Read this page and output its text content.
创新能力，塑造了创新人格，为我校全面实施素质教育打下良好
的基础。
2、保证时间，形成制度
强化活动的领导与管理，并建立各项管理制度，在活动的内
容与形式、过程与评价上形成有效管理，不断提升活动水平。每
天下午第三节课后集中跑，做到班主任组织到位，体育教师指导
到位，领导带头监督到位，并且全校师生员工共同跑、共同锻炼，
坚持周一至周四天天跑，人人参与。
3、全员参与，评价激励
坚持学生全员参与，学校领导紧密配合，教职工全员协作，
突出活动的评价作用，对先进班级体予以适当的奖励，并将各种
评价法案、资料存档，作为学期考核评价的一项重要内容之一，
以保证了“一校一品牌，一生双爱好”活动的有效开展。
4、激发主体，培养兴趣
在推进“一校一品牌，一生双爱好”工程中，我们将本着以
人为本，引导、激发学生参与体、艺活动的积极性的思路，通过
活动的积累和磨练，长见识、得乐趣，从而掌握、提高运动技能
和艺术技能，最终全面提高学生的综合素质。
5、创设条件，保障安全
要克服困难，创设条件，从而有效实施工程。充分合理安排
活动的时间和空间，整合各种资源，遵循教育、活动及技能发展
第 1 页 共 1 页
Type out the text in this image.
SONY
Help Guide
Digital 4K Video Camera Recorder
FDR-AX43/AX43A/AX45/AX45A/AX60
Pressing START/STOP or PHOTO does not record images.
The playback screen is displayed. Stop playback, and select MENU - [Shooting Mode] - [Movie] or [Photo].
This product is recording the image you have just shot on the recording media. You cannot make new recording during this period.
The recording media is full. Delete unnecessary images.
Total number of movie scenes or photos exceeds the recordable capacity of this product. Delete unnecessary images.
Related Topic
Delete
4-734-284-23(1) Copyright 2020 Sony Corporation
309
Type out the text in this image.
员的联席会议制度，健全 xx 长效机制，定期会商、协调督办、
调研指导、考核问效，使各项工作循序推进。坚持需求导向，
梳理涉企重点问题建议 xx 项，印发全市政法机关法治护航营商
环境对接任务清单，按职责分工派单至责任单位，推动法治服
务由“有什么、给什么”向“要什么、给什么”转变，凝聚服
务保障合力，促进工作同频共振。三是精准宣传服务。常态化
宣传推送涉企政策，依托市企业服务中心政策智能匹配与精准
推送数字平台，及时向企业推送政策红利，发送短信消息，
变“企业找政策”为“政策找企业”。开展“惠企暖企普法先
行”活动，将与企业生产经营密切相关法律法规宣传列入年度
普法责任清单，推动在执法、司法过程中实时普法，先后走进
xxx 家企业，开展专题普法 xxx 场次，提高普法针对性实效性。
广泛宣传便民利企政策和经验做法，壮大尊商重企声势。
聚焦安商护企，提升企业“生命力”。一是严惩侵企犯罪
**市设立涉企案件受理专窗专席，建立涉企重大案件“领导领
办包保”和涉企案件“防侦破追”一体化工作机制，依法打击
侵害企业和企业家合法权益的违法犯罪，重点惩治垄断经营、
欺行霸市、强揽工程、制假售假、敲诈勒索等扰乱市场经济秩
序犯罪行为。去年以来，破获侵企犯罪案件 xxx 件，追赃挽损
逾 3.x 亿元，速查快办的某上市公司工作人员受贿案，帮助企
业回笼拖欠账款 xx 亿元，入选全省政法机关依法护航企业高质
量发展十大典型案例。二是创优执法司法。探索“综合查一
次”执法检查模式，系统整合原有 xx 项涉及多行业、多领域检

━━━━━━

## TASK TO CARRY OUT
Copy every line from the records above that contains the word "unnecessary".

## RESULT OF THE EXERCISE
The recording media is full. Delete unnecessary images.
Total number of movie scenes or photos exceeds the recordable capacity of this product. Delete unnecessary images.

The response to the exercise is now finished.